◆ SHORT PROBLEM ◆
Output each entry exactly; skip nothing.

-- START DATASET EXCERPTS --

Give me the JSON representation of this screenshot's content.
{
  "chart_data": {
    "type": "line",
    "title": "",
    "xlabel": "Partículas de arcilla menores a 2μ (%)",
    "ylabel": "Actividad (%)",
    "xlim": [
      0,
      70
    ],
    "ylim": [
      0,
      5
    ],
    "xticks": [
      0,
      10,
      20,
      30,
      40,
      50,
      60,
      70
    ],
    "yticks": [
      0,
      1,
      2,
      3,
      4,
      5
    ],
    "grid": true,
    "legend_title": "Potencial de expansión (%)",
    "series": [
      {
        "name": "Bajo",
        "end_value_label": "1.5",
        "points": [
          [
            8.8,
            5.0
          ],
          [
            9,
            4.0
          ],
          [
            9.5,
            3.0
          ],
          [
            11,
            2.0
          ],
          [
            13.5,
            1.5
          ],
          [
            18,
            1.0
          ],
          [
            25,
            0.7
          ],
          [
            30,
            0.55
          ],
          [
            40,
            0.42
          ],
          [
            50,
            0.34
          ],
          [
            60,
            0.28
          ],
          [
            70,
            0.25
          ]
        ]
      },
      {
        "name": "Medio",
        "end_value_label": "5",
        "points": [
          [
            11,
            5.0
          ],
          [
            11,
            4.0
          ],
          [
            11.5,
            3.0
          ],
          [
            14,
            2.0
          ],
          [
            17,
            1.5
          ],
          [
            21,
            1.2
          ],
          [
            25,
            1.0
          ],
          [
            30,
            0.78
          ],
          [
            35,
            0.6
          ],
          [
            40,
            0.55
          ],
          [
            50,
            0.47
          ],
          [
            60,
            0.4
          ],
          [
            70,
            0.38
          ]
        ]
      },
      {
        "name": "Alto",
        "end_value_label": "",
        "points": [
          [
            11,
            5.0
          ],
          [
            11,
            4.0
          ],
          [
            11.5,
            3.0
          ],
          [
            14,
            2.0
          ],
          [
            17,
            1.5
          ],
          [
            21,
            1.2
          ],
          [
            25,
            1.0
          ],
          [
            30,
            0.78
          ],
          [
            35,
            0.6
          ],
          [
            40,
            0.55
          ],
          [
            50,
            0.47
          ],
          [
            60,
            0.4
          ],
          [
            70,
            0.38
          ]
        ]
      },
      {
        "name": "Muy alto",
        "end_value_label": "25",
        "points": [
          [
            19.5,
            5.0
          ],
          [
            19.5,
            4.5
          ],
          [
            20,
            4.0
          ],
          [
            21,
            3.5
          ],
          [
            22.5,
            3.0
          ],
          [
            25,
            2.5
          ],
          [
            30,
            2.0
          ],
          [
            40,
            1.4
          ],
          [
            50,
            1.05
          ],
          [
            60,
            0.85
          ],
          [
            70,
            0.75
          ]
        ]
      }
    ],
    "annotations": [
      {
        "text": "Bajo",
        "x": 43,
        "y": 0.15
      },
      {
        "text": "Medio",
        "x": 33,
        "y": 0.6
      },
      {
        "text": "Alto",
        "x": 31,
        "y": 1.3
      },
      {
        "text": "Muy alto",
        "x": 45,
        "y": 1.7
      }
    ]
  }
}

-- END DATASET EXCERPTS --

◆ RESPONSE ◆
Give me the JSON representation of this screenshot's content.
{
  "chart_data": {
    "type": "line",
    "title": "",
    "xlabel": "Partículas de arcilla menores a 2μ (%)",
    "ylabel": "Actividad (%)",
    "xlim": [
      0,
      70
    ],
    "ylim": [
      0,
      5
    ],
    "xticks": [
      0,
      10,
      20,
      30,
      40,
      50,
      60,
      70
    ],
    "yticks": [
      0,
      1,
      2,
      3,
      4,
      5
    ],
    "grid": true,
    "legend_title": "Potencial de expansión (%)",
    "series": [
      {
        "name": "Bajo",
        "end_value_label": "1.5",
        "points": [
          [
            8.8,
            5.0
          ],
          [
            9,
            4.0
          ],
          [
            9.5,
            3.0
          ],
          [
            11,
            2.0
          ],
          [
            13.5,
            1.5
          ],
          [
            18,
            1.0
          ],
          [
            25,
            0.7
          ],
          [
            30,
            0.55
          ],
          [
            40,
            0.42
          ],
          [
            50,
            0.34
          ],
          [
            60,
            0.28
          ],
          [
            70,
            0.25
          ]
        ]
      },
      {
        "name": "Medio",
        "end_value_label": "5",
        "points": [
          [
            11,
            5.0
          ],
          [
            11,
            4.0
          ],
          [
            11.5,
            3.0
          ],
          [
            14,
            2.0
          ],
          [
            17,
            1.5
          ],
          [
            21,
            1.2
          ],
          [
            25,
            1.0
          ],
          [
            30,
            0.78
          ],
          [
            35,
            0.6
          ],
          [
            40,
            0.55
          ],
          [
            50,
            0.47
          ],
          [
            60,
            0.4
          ],
          [
            70,
            0.38
          ]
        ]
      },
      {
        "name": "Alto",
        "end_value_label": "",
        "points": [
          [
            11,
            5.0
          ],
          [
            11,
            4.0
          ],
          [
            11.5,
            3.0
          ],
          [
            14,
            2.0
          ],
          [
            17,
            1.5
          ],
          [
            21,
            1.2
          ],
          [
            25,
            1.0
          ],
          [
            30,
            0.78
          ],
          [
            35,
            0.6
          ],
          [
            40,
            0.55
          ],
          [
            50,
            0.47
          ],
          [
            60,
            0.4
          ],
          [
            70,
            0.38
          ]
        ]
      },
      {
        "name": "Muy alto",
        "end_value_label": "25",
        "points": [
          [
            19.5,
            5.0
          ],
          [
            19.5,
            4.5
          ],
          [
            20,
            4.0
          ],
          [
            21,
            3.5
          ],
          [
            22.5,
            3.0
          ],
          [
            25,
            2.5
          ],
          [
            30,
            2.0
          ],
          [
            40,
            1.4
          ],
          [
            50,
            1.05
          ],
          [
            60,
            0.85
          ],
          [
            70,
            0.75
          ]
        ]
      }
    ],
    "annotations": [
      {
        "text": "Bajo",
        "x": 43,
        "y": 0.15
      },
      {
        "text": "Medio",
        "x": 33,
        "y": 0.6
      },
      {
        "text": "Alto",
        "x": 31,
        "y": 1.3
      },
      {
        "text": "Muy alto",
        "x": 45,
        "y": 1.7
      }
    ]
  }
}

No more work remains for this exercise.